Exercise goal:
Every entry must be given again exactly.

[Figure record listings]
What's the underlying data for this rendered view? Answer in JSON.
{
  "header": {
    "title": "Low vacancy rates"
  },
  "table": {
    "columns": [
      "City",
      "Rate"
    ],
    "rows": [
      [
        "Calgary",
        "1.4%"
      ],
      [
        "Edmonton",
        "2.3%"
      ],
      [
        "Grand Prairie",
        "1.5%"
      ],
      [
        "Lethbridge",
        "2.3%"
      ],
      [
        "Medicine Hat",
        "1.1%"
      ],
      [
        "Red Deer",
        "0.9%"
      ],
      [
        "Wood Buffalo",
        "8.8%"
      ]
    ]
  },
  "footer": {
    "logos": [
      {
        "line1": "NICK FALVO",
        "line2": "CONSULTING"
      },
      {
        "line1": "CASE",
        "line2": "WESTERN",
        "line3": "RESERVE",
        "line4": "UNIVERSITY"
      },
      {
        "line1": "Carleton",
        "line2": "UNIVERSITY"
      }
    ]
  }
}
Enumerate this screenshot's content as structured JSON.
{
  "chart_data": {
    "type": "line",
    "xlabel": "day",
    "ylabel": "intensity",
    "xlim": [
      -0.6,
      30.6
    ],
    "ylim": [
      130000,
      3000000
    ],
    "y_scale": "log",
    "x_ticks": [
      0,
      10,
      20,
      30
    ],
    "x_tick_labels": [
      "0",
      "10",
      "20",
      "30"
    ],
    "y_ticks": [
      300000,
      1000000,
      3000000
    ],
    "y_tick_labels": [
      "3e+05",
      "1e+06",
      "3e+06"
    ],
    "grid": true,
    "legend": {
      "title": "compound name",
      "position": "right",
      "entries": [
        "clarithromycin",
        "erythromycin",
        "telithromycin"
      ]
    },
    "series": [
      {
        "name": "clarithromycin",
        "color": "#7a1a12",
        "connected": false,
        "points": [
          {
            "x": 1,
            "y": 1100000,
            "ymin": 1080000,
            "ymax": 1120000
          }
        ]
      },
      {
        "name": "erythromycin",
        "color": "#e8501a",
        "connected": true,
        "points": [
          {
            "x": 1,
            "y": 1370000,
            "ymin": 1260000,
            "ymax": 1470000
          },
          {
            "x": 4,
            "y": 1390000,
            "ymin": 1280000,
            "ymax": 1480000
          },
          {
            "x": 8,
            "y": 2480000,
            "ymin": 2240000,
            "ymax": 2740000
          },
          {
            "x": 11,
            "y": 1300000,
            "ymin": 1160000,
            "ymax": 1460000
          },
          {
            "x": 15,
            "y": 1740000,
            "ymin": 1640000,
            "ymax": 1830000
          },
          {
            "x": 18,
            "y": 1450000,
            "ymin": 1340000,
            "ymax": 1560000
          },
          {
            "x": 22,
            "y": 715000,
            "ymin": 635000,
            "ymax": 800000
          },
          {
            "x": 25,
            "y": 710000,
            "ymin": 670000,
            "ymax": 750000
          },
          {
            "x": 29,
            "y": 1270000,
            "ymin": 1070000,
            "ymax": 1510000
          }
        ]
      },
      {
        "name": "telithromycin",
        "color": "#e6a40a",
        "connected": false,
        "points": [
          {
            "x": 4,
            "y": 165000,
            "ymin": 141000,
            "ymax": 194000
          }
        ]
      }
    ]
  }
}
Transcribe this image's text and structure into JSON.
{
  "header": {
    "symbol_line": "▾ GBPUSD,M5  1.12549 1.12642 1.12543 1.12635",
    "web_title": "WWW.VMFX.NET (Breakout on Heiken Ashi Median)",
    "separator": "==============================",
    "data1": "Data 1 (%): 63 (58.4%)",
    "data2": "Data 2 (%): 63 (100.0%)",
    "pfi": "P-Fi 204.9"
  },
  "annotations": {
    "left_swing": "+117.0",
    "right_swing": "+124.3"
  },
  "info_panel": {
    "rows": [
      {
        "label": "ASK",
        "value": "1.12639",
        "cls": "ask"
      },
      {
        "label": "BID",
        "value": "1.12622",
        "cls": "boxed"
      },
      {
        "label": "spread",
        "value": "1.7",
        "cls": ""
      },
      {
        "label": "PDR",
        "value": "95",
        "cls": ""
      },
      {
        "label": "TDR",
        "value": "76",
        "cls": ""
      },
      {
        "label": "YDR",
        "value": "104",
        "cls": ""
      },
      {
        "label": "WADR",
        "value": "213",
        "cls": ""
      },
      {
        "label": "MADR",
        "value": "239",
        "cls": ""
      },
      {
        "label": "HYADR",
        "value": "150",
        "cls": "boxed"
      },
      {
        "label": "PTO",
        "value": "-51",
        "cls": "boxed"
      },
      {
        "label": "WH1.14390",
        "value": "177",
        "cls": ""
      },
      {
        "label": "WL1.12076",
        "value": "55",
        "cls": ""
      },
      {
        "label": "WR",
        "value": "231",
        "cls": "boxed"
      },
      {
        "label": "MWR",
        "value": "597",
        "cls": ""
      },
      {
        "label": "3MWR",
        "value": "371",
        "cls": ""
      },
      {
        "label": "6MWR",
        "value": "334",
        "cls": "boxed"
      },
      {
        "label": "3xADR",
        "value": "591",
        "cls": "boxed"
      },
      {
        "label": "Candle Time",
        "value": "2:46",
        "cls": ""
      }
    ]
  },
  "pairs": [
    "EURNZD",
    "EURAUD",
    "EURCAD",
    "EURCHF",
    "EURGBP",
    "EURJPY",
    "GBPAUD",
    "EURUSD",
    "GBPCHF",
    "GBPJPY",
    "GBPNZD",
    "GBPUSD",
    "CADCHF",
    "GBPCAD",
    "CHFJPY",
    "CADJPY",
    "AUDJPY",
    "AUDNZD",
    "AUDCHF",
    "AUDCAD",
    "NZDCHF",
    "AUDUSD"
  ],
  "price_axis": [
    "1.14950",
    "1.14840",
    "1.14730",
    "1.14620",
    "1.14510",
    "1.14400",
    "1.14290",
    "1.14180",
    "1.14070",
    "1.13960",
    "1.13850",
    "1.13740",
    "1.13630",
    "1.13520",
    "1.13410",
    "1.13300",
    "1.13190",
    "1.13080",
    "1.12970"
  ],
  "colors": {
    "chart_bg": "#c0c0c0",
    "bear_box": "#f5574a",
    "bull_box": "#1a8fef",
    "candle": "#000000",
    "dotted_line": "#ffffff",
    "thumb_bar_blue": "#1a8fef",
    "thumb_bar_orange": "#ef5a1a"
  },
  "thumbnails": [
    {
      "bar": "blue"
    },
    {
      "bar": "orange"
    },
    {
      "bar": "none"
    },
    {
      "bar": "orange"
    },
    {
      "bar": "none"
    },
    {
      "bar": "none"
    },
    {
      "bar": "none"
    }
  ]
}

Exercise solution:
What's the underlying data for this rendered view? Answer in JSON.
{
  "header": {
    "title": "Low vacancy rates"
  },
  "table": {
    "columns": [
      "City",
      "Rate"
    ],
    "rows": [
      [
        "Calgary",
        "1.4%"
      ],
      [
        "Edmonton",
        "2.3%"
      ],
      [
        "Grand Prairie",
        "1.5%"
      ],
      [
        "Lethbridge",
        "2.3%"
      ],
      [
        "Medicine Hat",
        "1.1%"
      ],
      [
        "Red Deer",
        "0.9%"
      ],
      [
        "Wood Buffalo",
        "8.8%"
      ]
    ]
  },
  "footer": {
    "logos": [
      {
        "line1": "NICK FALVO",
        "line2": "CONSULTING"
      },
      {
        "line1": "CASE",
        "line2": "WESTERN",
        "line3": "RESERVE",
        "line4": "UNIVERSITY"
      },
      {
        "line1": "Carleton",
        "line2": "UNIVERSITY"
      }
    ]
  }
}
Enumerate this screenshot's content as structured JSON.
{
  "chart_data": {
    "type": "line",
    "xlabel": "day",
    "ylabel": "intensity",
    "xlim": [
      -0.6,
      30.6
    ],
    "ylim": [
      130000,
      3000000
    ],
    "y_scale": "log",
    "x_ticks": [
      0,
      10,
      20,
      30
    ],
    "x_tick_labels": [
      "0",
      "10",
      "20",
      "30"
    ],
    "y_ticks": [
      300000,
      1000000,
      3000000
    ],
    "y_tick_labels": [
      "3e+05",
      "1e+06",
      "3e+06"
    ],
    "grid": true,
    "legend": {
      "title": "compound name",
      "position": "right",
      "entries": [
        "clarithromycin",
        "erythromycin",
        "telithromycin"
      ]
    },
    "series": [
      {
        "name": "clarithromycin",
        "color": "#7a1a12",
        "connected": false,
        "points": [
          {
            "x": 1,
            "y": 1100000,
            "ymin": 1080000,
            "ymax": 1120000
          }
        ]
      },
      {
        "name": "erythromycin",
        "color": "#e8501a",
        "connected": true,
        "points": [
          {
            "x": 1,
            "y": 1370000,
            "ymin": 1260000,
            "ymax": 1470000
          },
          {
            "x": 4,
            "y": 1390000,
            "ymin": 1280000,
            "ymax": 1480000
          },
          {
            "x": 8,
            "y": 2480000,
            "ymin": 2240000,
            "ymax": 2740000
          },
          {
            "x": 11,
            "y": 1300000,
            "ymin": 1160000,
            "ymax": 1460000
          },
          {
            "x": 15,
            "y": 1740000,
            "ymin": 1640000,
            "ymax": 1830000
          },
          {
            "x": 18,
            "y": 1450000,
            "ymin": 1340000,
            "ymax": 1560000
          },
          {
            "x": 22,
            "y": 715000,
            "ymin": 635000,
            "ymax": 800000
          },
          {
            "x": 25,
            "y": 710000,
            "ymin": 670000,
            "ymax": 750000
          },
          {
            "x": 29,
            "y": 1270000,
            "ymin": 1070000,
            "ymax": 1510000
          }
        ]
      },
      {
        "name": "telithromycin",
        "color": "#e6a40a",
        "connected": false,
        "points": [
          {
            "x": 4,
            "y": 165000,
            "ymin": 141000,
            "ymax": 194000
          }
        ]
      }
    ]
  }
}
Transcribe this image's text and structure into JSON.
{
  "header": {
    "symbol_line": "▾ GBPUSD,M5  1.12549 1.12642 1.12543 1.12635",
    "web_title": "WWW.VMFX.NET (Breakout on Heiken Ashi Median)",
    "separator": "==============================",
    "data1": "Data 1 (%): 63 (58.4%)",
    "data2": "Data 2 (%): 63 (100.0%)",
    "pfi": "P-Fi 204.9"
  },
  "annotations": {
    "left_swing": "+117.0",
    "right_swing": "+124.3"
  },
  "info_panel": {
    "rows": [
      {
        "label": "ASK",
        "value": "1.12639",
        "cls": "ask"
      },
      {
        "label": "BID",
        "value": "1.12622",
        "cls": "boxed"
      },
      {
        "label": "spread",
        "value": "1.7",
        "cls": ""
      },
      {
        "label": "PDR",
        "value": "95",
        "cls": ""
      },
      {
        "label": "TDR",
        "value": "76",
        "cls": ""
      },
      {
        "label": "YDR",
        "value": "104",
        "cls": ""
      },
      {
        "label": "WADR",
        "value": "213",
        "cls": ""
      },
      {
        "label": "MADR",
        "value": "239",
        "cls": ""
      },
      {
        "label": "HYADR",
        "value": "150",
        "cls": "boxed"
      },
      {
        "label": "PTO",
        "value": "-51",
        "cls": "boxed"
      },
      {
        "label": "WH1.14390",
        "value": "177",
        "cls": ""
      },
      {
        "label": "WL1.12076",
        "value": "55",
        "cls": ""
      },
      {
        "label": "WR",
        "value": "231",
        "cls": "boxed"
      },
      {
        "label": "MWR",
        "value": "597",
        "cls": ""
      },
      {
        "label": "3MWR",
        "value": "371",
        "cls": ""
      },
      {
        "label": "6MWR",
        "value": "334",
        "cls": "boxed"
      },
      {
        "label": "3xADR",
        "value": "591",
        "cls": "boxed"
      },
      {
        "label": "Candle Time",
        "value": "2:46",
        "cls": ""
      }
    ]
  },
  "pairs": [
    "EURNZD",
    "EURAUD",
    "EURCAD",
    "EURCHF",
    "EURGBP",
    "EURJPY",
    "GBPAUD",
    "EURUSD",
    "GBPCHF",
    "GBPJPY",
    "GBPNZD",
    "GBPUSD",
    "CADCHF",
    "GBPCAD",
    "CHFJPY",
    "CADJPY",
    "AUDJPY",
    "AUDNZD",
    "AUDCHF",
    "AUDCAD",
    "NZDCHF",
    "AUDUSD"
  ],
  "price_axis": [
    "1.14950",
    "1.14840",
    "1.14730",
    "1.14620",
    "1.14510",
    "1.14400",
    "1.14290",
    "1.14180",
    "1.14070",
    "1.13960",
    "1.13850",
    "1.13740",
    "1.13630",
    "1.13520",
    "1.13410",
    "1.13300",
    "1.13190",
    "1.13080",
    "1.12970"
  ],
  "colors": {
    "chart_bg": "#c0c0c0",
    "bear_box": "#f5574a",
    "bull_box": "#1a8fef",
    "candle": "#000000",
    "dotted_line": "#ffffff",
    "thumb_bar_blue": "#1a8fef",
    "thumb_bar_orange": "#ef5a1a"
  },
  "thumbnails": [
    {
      "bar": "blue"
    },
    {
      "bar": "orange"
    },
    {
      "bar": "none"
    },
    {
      "bar": "orange"
    },
    {
      "bar": "none"
    },
    {
      "bar": "none"
    },
    {
      "bar": "none"
    }
  ]
}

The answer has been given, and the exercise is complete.